▸ RECORDED INFORMATION
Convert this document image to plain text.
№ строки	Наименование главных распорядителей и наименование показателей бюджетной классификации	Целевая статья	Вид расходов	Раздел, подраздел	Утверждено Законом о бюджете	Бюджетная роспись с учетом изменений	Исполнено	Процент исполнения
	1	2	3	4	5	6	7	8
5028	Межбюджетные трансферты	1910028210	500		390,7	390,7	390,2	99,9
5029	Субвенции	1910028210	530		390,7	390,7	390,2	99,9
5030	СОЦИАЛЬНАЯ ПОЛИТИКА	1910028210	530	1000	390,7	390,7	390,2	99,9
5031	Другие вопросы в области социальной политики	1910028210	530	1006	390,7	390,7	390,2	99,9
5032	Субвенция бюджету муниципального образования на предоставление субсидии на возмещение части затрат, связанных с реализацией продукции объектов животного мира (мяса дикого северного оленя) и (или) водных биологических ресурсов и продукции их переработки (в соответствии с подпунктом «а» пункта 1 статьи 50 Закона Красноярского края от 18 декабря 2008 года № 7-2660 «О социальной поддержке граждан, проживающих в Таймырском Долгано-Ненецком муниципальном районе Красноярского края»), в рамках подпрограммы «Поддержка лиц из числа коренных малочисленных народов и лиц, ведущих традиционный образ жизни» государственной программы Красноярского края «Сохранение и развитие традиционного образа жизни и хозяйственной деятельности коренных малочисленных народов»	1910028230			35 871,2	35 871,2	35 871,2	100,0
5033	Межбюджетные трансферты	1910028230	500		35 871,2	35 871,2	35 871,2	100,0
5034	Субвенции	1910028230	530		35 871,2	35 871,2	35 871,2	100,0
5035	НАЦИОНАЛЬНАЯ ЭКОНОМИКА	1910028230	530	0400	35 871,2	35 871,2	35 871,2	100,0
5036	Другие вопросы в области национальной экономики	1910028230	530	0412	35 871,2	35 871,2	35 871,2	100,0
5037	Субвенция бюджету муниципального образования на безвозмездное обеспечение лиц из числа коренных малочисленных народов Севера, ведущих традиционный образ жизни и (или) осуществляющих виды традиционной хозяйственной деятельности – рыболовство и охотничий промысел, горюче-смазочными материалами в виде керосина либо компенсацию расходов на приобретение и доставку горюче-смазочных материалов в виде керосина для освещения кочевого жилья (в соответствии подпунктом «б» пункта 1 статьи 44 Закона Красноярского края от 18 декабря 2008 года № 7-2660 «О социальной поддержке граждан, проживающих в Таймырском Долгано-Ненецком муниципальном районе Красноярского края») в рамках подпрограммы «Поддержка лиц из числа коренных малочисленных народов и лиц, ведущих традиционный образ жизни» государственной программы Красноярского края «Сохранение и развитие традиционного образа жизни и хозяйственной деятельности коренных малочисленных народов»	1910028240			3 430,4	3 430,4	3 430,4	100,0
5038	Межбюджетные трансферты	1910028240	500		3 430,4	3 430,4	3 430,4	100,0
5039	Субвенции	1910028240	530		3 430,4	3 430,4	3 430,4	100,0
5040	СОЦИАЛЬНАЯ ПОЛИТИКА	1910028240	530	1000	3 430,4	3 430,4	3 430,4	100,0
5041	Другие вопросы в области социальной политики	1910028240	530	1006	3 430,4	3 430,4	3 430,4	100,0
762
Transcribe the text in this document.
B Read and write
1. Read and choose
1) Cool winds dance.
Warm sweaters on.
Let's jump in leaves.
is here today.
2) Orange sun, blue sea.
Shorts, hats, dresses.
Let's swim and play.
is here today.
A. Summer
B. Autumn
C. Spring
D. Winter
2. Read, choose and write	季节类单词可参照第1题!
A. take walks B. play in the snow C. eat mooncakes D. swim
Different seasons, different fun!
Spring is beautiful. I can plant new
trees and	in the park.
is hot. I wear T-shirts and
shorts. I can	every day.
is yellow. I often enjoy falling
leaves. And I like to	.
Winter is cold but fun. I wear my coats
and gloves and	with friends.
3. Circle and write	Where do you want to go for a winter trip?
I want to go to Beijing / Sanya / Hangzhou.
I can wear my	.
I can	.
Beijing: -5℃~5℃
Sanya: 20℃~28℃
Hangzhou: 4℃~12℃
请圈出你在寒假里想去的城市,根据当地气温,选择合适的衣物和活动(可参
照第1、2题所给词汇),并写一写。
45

▸ REQUIREMENTS
Look through the entries and find each line that has the string "области". Copy those lines.

▸ FINAL RESULT
5031	Другие вопросы в области социальной политики	1910028210	530	1006	390,7	390,7	390,2	99,9
5036	Другие вопросы в области национальной экономики	1910028230	530	0412	35 871,2	35 871,2	35 871,2	100,0
5041	Другие вопросы в области социальной политики	1910028240	530	1006	3 430,4	3 430,4	3 430,4	100,0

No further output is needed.